*PASSAGE PROVIDED*:
>>>>>

6. We add --pod-network-cidr=10.244.0.0/16
because we will use Flannel CNI. You can check the same in the bootstrap.sh
, line 334 if ! sudo kubeadm init --pod-network-cidr="10.244.0.0/16"; then
$ sudo kubeadm init --pod-network-cidr=10.244.0.0/16
[init] Using Kubernetes version: v1.15.12
[preflight] Pulling images required for setting up a Kubernetes cluster
...
[kubelet-start] Writing kubelet environment file with flags to file "/var/lib/kubelet/kubeadm-flags.env"
[kubelet-start] Writing kubelet configuration to file "/var/lib/kubelet/config.yaml"
[kubelet-start] Activating the kubelet service
...
[kubeconfig] Using kubeconfig folder "/etc/kubernetes"
[kubeconfig] Writing "admin.conf" kubeconfig file
[kubeconfig] Writing "kubelet.conf" kubeconfig file
[kubeconfig] Writing "controller-manager.conf" kubeconfig file
[kubeconfig] Writing "scheduler.conf" kubeconfig file
...
[apiclient] All control plane components are healthy after 19.501975 seconds
...
Your Kubernetes control-plane has initialized successfully!.
...
$ sudo service kubelet status
● kubelet.service - kubelet: The Kubernetes Node Agent
Loaded: loaded (/lib/systemd/system/kubelet.service; enabled; vendor preset: enabled)
Drop-In: /etc/systemd/system/kubelet.service.d
└─10-kubeadm.conf
Active: active (running) since Mon 2020-10-19 13:42:22 UTC; 4min 15s ago
7. Next is regular step to be able run kubectl commands from your user instead of root
$mkdir -p $HOME/.kube
$sudo cp -i /etc/kubernetes/admin.conf $HOME/.kube/config
$sudo chown $(id -u):$(id -g) $HOME/.kube/config
8. Show everything currently installed
$ kubectl get all -A
NAMESPACE NAME READY STATUS RESTARTS AGE
kube-system pod/coredns-5c98db65d4-cpz4s 0/1 Pending 0 4m17s
kube-system pod/coredns-5c98db65d4-kgzg8 0/1 Pending 0 4m17s
kube-system pod/etcd-clara 1/1 Running 0 3m10s
kube-system pod/kube-apiserver-clara 1/1 Running 0 3m35s
kube-system pod/kube-controller-manager-clara 1/1 Running 0 3m17s
kube-system pod/kube-proxy-8qx4z 1/1 Running 0 4m18s
kube-system pod/kube-scheduler-clara 1/1 Running 0 3m23s
NAMESPACE NAME TYPE CLUSTER-IP EXTERNAL-IP PORT(S) AGE
default service/kubernetes ClusterIP 10.96.0.1 <none> 443/TCP 4m35s
kube-system service/kube-dns ClusterIP 10.96.0.10 <none> 53/UDP,53/TCP,9153/TCP 4m34s
NAMESPACE NAME DESIRED CURRENT READY UP-TO-DATE AVAILABLE NODE SELECTOR AGE
kube-system daemonset.apps/kube-proxy 1 1 1 1 1 beta.kubernetes.io/os=linux 4m33s
NAMESPACE NAME READY UP-TO-DATE AVAILABLE AGE
kube-system deployment.apps/coredns 0/2 2 0 4m34s
NAMESPACE NAME DESIRED CURRENT READY AGE
kube-system replicaset.apps/coredns-5c98db65d4 2 2 0 4m18s
Take your attention: currently coredns pods
are in the Pending
state. Also you can see not ready coredns deployment
and replicaset
NAMESPACE NAME READY UP-TO-DATE AVAILABLE AGE
kube-system deployment.apps/coredns 0/2 2 0 4m34s
NAMESPACE NAME DESIRED CURRENT READY AGE
kube-system replicaset.apps/coredns-5c98db65d4 2 2 0 4m18s
They are waiting till you will apply flannel configuration yaml. These are the lines from the same script
info "Deploy kubernetes pod network."

<<<<<

*GIVEN INFORMATION*:
>>>>>

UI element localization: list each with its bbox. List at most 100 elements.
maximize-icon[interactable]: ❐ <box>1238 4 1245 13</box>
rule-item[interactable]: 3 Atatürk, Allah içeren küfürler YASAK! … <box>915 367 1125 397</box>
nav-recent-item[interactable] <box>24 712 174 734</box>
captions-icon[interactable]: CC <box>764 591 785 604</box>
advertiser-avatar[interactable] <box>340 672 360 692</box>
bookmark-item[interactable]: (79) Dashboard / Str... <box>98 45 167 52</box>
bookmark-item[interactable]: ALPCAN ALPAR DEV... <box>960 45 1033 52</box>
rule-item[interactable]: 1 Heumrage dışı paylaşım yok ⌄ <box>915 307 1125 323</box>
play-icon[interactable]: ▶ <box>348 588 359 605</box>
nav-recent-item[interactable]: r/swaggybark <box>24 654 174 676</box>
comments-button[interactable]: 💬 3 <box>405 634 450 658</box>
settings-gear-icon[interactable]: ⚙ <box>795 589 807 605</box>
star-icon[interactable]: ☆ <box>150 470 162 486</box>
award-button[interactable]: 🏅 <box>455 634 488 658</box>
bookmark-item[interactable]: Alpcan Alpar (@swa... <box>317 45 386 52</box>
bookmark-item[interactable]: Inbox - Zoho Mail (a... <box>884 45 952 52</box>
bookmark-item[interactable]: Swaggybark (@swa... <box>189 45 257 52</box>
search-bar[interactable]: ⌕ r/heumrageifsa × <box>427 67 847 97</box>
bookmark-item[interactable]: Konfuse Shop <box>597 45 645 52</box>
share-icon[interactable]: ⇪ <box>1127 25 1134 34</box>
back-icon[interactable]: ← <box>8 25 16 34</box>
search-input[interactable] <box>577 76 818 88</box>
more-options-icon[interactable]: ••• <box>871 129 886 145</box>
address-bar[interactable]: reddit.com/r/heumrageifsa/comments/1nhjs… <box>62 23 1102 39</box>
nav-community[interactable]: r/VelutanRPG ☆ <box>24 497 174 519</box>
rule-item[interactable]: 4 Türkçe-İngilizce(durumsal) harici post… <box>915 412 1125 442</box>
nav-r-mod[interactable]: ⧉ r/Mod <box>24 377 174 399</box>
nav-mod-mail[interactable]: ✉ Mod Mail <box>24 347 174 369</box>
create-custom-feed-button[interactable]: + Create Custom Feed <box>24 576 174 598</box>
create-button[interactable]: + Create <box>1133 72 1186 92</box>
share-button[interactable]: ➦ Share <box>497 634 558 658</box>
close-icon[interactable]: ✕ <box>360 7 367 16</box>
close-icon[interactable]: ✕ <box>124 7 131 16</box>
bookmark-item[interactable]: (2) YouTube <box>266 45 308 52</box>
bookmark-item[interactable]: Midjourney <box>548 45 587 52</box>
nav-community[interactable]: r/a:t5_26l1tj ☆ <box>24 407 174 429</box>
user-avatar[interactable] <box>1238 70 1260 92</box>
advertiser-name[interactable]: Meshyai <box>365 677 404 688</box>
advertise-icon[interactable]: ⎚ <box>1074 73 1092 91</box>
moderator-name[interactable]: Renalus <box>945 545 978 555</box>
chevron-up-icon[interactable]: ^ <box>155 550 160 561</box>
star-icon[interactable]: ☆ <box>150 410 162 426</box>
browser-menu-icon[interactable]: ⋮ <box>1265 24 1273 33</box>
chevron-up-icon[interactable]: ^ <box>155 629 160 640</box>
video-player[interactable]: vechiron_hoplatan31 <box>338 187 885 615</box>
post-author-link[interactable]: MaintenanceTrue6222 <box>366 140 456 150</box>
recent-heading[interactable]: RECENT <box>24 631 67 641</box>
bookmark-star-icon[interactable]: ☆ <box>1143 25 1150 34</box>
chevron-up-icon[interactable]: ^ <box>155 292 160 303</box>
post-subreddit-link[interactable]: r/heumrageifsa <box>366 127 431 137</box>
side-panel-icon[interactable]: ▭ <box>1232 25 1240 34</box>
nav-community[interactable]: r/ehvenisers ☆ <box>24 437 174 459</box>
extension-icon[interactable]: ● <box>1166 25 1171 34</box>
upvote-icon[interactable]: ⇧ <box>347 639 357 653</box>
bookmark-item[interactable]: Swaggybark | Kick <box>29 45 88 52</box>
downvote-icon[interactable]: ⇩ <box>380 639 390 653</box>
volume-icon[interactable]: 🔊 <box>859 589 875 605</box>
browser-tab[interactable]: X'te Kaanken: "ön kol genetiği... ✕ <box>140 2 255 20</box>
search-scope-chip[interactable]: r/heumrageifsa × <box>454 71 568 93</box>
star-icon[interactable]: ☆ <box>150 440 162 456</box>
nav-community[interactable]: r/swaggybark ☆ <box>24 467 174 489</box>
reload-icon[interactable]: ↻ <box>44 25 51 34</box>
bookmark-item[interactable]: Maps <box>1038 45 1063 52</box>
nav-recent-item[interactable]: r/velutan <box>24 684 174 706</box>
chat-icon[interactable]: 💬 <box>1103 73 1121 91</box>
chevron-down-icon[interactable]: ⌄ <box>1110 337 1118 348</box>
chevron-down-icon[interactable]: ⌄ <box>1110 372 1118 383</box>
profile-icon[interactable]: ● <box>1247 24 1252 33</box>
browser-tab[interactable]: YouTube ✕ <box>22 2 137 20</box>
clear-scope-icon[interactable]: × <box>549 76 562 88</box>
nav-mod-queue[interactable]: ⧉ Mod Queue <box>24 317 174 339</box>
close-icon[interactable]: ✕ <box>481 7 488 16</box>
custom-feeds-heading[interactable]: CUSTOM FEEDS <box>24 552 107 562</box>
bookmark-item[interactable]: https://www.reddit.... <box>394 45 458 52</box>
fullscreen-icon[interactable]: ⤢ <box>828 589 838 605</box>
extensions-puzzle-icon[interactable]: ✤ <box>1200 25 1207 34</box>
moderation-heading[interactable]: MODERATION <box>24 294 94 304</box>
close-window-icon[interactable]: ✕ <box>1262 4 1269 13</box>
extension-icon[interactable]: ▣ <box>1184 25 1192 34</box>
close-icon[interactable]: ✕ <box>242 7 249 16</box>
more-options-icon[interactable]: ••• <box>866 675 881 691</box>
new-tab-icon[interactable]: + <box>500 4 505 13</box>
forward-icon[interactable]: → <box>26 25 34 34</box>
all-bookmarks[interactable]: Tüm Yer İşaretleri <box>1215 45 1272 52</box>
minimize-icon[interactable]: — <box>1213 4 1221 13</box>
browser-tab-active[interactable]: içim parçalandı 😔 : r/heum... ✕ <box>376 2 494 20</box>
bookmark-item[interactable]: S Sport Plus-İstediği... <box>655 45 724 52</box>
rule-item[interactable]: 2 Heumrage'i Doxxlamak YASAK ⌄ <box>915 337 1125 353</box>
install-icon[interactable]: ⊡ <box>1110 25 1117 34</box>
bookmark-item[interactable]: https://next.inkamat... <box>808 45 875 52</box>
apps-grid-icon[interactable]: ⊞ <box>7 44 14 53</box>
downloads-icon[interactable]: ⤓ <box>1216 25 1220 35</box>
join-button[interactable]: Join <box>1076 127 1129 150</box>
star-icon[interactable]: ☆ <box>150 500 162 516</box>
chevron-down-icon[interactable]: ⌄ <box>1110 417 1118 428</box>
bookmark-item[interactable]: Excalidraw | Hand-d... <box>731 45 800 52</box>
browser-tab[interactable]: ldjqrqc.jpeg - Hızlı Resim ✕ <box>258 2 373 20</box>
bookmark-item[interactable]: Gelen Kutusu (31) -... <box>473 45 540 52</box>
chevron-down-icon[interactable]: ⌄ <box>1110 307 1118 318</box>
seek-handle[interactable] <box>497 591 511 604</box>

<<<<<

*SET TASKS*:
A: In the Kubernetes setup walkthrough, why are the coredns pods stuck in the Pending state? Answer in one to three sentences.
B: Continue the Kubernetes setup walkthrough, starting right after its last line.

*ANSWERS TO THE TASKS*:
A: The coredns pods are Pending, and the coredns deployment and replicaset are not ready, because they are waiting for the flannel configuration yaml to be applied.

B:
sudo kubectl apply -f $SCRIPT_DIR/kube-flannel.yml
sudo kubectl apply -f $SCRIPT_DIR/kube-flannel-rbac.yml
If you will not do this and rerun script at this moment - you will receive an error with the timeout
2020-10-19 14:14:03 [INFO]: coredns pods are not running yet ...
9. Deploy Flannel
$ kubectl apply -f bootstrap/kube-flannel.yml
podsecuritypolicy.extensions/psp.flannel.unprivileged created
clusterrole.rbac.authorization.k8s.io/flannel created
clusterrolebinding.rbac.authorization.k8s.io/flannel created
serviceaccount/flannel created
configmap/kube-flannel-cfg created
daemonset.extensions/kube-flannel-ds-amd64 created
daemonset.extensions/kube-flannel-ds-arm64 created
daemonset.extensions/kube-flannel-ds-arm created
daemonset.extensions/kube-flannel-ds-ppc64le created
daemonset.extensions/kube-flannel-ds-s390x created
$ kubectl apply -f bootstrap/kube-flannel-rbac.yml
clusterrole.rbac.authorization.k8s.io/flannel configured
clusterrolebinding.rbac.authorization.k8s.io/flannel unchanged
Immediately after that everything related to coredns
will start to work. Pods
will be created and in Running
state, deployment
and replicaset
will be in the proper state.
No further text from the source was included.